Required task 1
Reproduce word for word the part of the passage on attribute constraints below, starting with "If an attribute has" and going on through "integer interval [n,m].".

━━━━━━

Attribute constraints

A constraint containing an attribute constraint would be

[word="fish"]
which would match every corpus position where the word attribute had the value fish. This constraint can be written abbreviated as ["fish"] or even "fish".

In a positional constraint, attribute constraints can be combined using the boolean operator and (&), e.g.:

["fish" & pos="verb"]

In addition to a literal string, the value expression in an attribute constraint can be a regular expression, e.g.,

[lemma="book.*"]

To give characters that have a special meaning in regular expressions their literal meaning, they have to be escaped with a backslash. For instance, "\." matches a dot, whereas "." would raise an error. Here is the complete list of characters that have to be escaped:

. , ? + * ( [ | ^ $

(There are, however more characters that have a special meaning.)

See here for details on regular expressions on strings.

Attributes of XML tags that have been indexed can be queried. The syntax is equal to the XML tag syntax, with the difference that values of attributes can be regular expressions. A valid query would be:

<s type=“main” lang=“nob|nno”>

Numerical operators

If an attribute is integer-valued, the following numerical operators can be used:

 <, <=, >, >=

If an attribute has intervals of positive integers as values, those operators are defined:

  • intersection: #
  • inclusion: #<
  • subsumption: #>

An interval is coded in the form "n-m", meaning the integer interval [n,m].
The nineteenth century as value of a date range could thus be coded as "1800-1899". If n=m, the interval can be abbreviated as "n"; intervals unbounded to the left or to the right are coded as "n-" and "-m", respectively.
A convenient abbreviation for centuries and decades is to use a literal x to mean the numbers 0-9; so the 20th century would be "19xx", equivalent to "1900-1999", and the 60s would be "196x", equivalent to "1960-1969".

Multi-valued and set-valued attributes

Attribute values can be atomic or structured. The ‘word’ attribute is atomic, but attributes that encode grammatical features (part of speech, morphosyntax etc.) and other linguistic annotations can be structured in two different ways: attributes can be multi-valued, and they can be set-valued, or even a combination of both. A typical multi-valued attribute is the ‘lemma’ attribute in a lemmatized corpus where the readings are not totally disambiguated. When using a statistical tagger for morphosyntactic parsing, all readings are normally fully disambiguated, but rule-driven parsers like for example Constraint Grammar parsers output ambiguous readings. The morphosyntactic tags that a Constraint Grammar parser attaches to a reading are a good example for a set-valued attribute (‘morph’). Since readings can be ambiguous, that attribute is multi-valued at the same time.

Corpuscle has built-in support for structured attributes, both for multivalued and set-valued attributes and combinations thereof. This support is also reflected in the query language. Plain multi-valued attributes do not need special syntax; a corpus position matches a constraint on such an attribute if at least one of the values matches the constraint.

━━━━━━

Required task 2
Quote the records, starting with their first line and going on through the line with "panel-title: f.e11.rbn.F2000.f09_f09.001 - f.e11.rbn.…", including both of those lines.

Records in a dataset
━━━━━━

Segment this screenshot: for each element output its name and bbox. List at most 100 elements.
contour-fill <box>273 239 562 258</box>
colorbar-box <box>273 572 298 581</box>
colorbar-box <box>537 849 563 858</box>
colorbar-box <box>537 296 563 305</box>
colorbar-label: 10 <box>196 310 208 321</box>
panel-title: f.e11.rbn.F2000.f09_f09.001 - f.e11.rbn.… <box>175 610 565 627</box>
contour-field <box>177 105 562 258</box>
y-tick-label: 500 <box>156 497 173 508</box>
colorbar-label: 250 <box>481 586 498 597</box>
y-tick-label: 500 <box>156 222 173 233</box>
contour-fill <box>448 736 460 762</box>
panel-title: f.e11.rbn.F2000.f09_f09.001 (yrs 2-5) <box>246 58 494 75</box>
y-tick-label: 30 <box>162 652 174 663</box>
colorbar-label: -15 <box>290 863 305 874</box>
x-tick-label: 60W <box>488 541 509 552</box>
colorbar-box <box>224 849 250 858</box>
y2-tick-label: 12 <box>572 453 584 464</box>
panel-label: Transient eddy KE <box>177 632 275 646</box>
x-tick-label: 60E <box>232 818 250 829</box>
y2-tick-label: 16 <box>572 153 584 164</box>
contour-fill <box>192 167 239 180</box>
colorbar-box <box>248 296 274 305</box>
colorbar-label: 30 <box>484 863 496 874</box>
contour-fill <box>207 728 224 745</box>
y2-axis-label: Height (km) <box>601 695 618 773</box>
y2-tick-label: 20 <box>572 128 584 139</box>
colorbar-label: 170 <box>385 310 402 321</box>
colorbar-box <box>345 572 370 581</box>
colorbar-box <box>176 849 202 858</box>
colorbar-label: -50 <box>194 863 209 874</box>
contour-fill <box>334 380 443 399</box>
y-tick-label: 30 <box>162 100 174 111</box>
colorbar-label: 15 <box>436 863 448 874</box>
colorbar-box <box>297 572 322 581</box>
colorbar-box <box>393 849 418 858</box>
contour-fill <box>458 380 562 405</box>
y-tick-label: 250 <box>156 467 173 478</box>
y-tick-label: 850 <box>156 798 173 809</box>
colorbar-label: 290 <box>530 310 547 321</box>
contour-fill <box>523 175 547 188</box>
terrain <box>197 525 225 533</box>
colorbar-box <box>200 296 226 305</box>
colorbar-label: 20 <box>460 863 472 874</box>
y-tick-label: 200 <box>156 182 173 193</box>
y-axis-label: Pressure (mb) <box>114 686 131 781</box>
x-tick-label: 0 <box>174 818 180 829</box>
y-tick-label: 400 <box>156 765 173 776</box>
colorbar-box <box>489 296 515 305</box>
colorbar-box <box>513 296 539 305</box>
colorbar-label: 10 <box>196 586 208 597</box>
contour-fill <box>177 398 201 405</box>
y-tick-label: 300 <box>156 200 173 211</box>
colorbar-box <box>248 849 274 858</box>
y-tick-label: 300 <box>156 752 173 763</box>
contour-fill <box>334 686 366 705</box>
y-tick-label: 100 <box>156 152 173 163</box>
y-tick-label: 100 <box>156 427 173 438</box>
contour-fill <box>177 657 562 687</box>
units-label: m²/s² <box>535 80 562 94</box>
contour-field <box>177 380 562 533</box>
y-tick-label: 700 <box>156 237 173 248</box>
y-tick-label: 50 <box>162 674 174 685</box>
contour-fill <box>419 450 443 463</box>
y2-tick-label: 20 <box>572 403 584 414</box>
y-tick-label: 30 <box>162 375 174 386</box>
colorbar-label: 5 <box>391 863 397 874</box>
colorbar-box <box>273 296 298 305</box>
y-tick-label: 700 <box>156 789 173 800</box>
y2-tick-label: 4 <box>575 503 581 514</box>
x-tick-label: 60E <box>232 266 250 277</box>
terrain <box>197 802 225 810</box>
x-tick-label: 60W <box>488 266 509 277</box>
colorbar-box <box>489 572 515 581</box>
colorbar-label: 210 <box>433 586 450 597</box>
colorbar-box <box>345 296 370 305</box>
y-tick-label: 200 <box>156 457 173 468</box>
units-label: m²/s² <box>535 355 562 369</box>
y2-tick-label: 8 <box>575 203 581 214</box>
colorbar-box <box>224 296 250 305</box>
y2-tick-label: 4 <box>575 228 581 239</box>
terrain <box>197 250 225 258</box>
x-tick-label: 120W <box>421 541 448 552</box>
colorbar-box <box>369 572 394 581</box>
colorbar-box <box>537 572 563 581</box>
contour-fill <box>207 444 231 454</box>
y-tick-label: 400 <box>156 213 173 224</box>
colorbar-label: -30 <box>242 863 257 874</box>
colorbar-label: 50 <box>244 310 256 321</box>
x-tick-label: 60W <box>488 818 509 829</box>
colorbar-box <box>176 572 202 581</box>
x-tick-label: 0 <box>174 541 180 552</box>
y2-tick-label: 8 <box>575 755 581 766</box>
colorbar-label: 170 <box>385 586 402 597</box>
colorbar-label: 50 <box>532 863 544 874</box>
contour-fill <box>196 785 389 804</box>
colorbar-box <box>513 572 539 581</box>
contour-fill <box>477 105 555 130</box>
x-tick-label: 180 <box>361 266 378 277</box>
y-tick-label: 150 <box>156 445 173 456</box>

━━━━━━

Task result 1
If an attribute has intervals of positive integers as values, those operators are defined:

  • intersection: #
  • inclusion: #<
  • subsumption: #>

An interval is coded in the form "n-m", meaning the integer interval [n,m].

Task result 2
Segment this screenshot: for each element output its name and bbox. List at most 100 elements.
contour-fill <box>273 239 562 258</box>
colorbar-box <box>273 572 298 581</box>
colorbar-box <box>537 849 563 858</box>
colorbar-box <box>537 296 563 305</box>
colorbar-label: 10 <box>196 310 208 321</box>
panel-title: f.e11.rbn.F2000.f09_f09.001 - f.e11.rbn.… <box>175 610 565 627</box>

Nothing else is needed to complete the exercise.